INSTRUCTION> Output exactly the lines that run from the line with "Decode this image" to the end of the material, both ends included, and no other lines.

GIVEN INFORMATION>
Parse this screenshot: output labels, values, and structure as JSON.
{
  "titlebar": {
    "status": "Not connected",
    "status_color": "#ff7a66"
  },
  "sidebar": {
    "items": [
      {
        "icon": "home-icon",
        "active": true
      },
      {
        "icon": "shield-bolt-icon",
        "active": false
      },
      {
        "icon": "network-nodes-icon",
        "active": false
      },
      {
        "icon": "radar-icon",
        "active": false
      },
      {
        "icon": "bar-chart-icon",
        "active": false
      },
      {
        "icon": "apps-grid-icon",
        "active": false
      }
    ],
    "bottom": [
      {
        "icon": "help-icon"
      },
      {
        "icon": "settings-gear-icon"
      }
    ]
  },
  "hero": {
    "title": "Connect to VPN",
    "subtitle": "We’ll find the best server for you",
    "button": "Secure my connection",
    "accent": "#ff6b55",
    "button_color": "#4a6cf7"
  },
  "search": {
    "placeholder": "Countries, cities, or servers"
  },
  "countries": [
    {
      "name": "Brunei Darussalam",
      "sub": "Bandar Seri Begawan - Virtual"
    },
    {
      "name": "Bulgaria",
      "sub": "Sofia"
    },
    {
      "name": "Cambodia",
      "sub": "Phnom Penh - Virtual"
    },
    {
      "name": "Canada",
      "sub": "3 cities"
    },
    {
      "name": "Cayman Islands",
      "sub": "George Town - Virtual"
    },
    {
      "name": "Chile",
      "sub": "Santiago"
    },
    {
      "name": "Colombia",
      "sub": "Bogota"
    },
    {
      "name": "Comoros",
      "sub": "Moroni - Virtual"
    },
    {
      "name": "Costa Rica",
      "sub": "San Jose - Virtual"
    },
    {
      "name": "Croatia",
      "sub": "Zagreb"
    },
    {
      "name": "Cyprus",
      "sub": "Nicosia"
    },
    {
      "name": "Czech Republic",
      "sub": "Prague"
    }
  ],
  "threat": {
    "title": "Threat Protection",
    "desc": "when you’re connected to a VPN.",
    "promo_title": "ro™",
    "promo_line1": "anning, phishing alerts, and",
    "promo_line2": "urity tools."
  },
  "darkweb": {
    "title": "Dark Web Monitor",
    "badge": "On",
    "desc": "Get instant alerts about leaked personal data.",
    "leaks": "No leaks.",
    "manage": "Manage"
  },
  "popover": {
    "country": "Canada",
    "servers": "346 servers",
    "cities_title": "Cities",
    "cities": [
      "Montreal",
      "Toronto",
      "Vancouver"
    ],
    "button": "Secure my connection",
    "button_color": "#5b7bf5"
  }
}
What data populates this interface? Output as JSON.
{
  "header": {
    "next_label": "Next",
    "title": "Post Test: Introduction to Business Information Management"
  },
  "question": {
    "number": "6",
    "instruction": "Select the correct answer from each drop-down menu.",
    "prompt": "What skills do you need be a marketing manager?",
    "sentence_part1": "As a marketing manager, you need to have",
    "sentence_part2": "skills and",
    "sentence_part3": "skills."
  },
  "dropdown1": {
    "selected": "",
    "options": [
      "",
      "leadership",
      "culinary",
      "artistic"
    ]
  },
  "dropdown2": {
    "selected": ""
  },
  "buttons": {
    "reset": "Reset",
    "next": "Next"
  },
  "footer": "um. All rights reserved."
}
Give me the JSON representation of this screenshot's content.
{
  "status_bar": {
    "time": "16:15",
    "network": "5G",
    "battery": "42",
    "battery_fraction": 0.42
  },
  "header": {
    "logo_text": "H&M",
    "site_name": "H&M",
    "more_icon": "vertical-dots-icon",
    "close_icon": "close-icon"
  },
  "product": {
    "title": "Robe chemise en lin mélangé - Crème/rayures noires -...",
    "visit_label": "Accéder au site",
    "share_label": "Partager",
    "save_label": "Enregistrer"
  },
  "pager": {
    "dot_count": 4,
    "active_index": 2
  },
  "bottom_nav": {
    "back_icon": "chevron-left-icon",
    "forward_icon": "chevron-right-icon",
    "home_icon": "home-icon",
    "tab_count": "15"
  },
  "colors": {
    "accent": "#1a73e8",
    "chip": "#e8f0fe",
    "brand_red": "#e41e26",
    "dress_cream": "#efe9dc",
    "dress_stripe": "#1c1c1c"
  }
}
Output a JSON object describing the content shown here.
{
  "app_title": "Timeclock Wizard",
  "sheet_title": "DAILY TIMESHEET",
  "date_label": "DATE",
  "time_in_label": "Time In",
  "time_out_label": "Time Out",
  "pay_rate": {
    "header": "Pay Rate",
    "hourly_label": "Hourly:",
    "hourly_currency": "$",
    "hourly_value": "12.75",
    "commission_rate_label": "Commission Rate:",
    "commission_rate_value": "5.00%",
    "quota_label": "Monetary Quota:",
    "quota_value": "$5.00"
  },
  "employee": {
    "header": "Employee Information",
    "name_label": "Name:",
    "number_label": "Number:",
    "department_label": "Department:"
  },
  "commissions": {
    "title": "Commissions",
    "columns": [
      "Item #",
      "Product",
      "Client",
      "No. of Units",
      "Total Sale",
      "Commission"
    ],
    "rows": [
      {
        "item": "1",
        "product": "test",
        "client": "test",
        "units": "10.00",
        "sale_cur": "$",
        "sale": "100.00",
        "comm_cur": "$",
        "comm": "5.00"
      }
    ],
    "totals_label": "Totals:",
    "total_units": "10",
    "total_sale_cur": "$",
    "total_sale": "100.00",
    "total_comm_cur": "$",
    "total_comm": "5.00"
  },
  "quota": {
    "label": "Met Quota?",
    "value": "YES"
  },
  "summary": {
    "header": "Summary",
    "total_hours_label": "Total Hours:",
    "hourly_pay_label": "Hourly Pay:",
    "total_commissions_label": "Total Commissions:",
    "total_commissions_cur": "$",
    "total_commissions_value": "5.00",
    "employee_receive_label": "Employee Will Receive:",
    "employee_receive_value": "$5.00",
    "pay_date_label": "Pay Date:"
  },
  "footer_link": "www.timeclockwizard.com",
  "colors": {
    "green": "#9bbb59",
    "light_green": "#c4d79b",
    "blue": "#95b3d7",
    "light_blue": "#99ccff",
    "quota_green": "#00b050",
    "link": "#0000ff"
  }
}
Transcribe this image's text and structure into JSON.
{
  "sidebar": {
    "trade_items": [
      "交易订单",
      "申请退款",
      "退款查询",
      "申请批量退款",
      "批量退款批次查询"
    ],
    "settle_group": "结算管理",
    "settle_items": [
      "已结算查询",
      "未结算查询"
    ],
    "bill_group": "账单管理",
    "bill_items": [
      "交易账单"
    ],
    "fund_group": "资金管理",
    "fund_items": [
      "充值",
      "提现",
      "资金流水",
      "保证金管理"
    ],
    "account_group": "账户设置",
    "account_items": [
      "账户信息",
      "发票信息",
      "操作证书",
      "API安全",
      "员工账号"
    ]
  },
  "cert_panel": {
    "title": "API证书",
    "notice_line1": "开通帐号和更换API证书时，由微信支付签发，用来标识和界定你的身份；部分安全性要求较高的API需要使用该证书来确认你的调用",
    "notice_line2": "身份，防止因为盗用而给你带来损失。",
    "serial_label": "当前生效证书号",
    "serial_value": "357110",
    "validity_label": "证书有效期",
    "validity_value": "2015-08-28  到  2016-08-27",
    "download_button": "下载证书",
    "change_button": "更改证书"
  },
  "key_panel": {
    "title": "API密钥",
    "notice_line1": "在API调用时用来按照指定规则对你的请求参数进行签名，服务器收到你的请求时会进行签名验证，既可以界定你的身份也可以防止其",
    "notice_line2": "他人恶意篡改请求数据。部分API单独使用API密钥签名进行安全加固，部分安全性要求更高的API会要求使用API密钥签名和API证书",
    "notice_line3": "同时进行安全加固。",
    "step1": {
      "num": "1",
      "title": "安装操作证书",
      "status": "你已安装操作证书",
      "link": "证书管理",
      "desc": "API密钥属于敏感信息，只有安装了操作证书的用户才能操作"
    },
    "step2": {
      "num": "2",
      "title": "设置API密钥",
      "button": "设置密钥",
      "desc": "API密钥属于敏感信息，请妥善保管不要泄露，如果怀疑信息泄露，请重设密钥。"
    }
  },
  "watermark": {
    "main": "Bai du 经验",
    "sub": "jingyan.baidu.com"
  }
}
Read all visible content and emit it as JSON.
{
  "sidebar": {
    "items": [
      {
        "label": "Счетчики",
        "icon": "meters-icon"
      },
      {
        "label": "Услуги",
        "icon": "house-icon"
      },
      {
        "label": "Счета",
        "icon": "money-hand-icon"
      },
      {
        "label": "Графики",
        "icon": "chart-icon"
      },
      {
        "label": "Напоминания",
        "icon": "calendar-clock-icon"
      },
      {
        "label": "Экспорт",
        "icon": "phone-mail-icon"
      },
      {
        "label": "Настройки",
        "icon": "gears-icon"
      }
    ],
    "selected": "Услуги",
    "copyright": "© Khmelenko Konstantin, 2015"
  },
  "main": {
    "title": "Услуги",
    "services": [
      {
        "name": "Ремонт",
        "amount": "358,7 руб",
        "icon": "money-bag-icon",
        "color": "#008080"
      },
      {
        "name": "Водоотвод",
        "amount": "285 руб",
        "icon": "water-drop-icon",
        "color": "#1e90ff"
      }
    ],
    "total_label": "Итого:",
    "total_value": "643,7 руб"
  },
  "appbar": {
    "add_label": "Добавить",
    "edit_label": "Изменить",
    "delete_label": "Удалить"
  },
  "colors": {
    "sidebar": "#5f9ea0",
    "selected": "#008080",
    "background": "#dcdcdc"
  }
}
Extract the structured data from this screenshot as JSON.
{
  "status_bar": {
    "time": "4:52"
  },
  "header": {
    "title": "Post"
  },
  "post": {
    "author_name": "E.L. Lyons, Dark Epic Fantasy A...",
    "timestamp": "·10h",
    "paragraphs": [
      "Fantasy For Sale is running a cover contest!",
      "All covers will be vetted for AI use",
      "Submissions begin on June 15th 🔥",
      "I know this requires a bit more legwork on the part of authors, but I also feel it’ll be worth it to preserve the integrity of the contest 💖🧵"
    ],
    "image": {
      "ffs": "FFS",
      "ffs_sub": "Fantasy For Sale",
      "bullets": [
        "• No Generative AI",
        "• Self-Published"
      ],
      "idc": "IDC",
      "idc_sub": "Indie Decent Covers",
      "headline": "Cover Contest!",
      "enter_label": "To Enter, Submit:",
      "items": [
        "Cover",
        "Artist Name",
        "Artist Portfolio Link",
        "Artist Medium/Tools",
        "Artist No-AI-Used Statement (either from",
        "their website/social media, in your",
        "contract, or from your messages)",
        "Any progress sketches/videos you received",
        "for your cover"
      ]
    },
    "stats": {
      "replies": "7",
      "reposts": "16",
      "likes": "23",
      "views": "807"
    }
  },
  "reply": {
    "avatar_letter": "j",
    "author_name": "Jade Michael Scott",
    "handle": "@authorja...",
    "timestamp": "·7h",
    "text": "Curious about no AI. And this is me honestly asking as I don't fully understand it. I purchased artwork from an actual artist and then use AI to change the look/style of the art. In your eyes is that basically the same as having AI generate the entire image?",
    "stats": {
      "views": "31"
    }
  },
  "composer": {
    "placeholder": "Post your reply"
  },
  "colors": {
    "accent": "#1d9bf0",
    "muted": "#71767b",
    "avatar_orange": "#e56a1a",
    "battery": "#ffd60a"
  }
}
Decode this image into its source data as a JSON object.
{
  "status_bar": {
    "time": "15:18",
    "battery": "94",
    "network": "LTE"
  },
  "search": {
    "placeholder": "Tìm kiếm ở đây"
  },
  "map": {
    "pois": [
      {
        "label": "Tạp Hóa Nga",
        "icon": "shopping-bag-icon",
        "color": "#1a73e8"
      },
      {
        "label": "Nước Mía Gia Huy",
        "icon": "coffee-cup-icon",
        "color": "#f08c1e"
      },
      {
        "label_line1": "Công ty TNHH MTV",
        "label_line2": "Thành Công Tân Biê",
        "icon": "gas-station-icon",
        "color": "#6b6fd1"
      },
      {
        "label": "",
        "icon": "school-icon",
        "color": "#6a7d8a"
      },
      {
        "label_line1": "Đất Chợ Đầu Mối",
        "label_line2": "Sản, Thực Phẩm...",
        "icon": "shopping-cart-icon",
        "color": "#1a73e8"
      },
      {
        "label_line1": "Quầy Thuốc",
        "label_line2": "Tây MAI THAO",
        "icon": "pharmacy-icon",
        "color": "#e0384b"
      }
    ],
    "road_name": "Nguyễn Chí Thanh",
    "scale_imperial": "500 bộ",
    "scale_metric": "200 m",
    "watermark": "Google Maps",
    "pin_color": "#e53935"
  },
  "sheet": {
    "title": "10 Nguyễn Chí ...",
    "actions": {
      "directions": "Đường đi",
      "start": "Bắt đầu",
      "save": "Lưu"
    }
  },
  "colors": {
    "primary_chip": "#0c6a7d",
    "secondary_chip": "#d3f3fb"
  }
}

FULL SOLUTION>
Decode this image into its source data as a JSON object.
{
  "status_bar": {
    "time": "15:18",
    "battery": "94",
    "network": "LTE"
  },
  "search": {
    "placeholder": "Tìm kiếm ở đây"
  },
  "map": {
    "pois": [
      {
        "label": "Tạp Hóa Nga",
        "icon": "shopping-bag-icon",
        "color": "#1a73e8"
      },
      {
        "label": "Nước Mía Gia Huy",
        "icon": "coffee-cup-icon",
        "color": "#f08c1e"
      },
      {
        "label_line1": "Công ty TNHH MTV",
        "label_line2": "Thành Công Tân Biê",
        "icon": "gas-station-icon",
        "color": "#6b6fd1"
      },
      {
        "label": "",
        "icon": "school-icon",
        "color": "#6a7d8a"
      },
      {
        "label_line1": "Đất Chợ Đầu Mối",
        "label_line2": "Sản, Thực Phẩm...",
        "icon": "shopping-cart-icon",
        "color": "#1a73e8"
      },
      {
        "label_line1": "Quầy Thuốc",
        "label_line2": "Tây MAI THAO",
        "icon": "pharmacy-icon",
        "color": "#e0384b"
      }
    ],
    "road_name": "Nguyễn Chí Thanh",
    "scale_imperial": "500 bộ",
    "scale_metric": "200 m",
    "watermark": "Google Maps",
    "pin_color": "#e53935"
  },
  "sheet": {
    "title": "10 Nguyễn Chí ...",
    "actions": {
      "directions": "Đường đi",
      "start": "Bắt đầu",
      "save": "Lưu"
    }
  },
  "colors": {
    "primary_chip": "#0c6a7d",
    "secondary_chip": "#d3f3fb"
  }
}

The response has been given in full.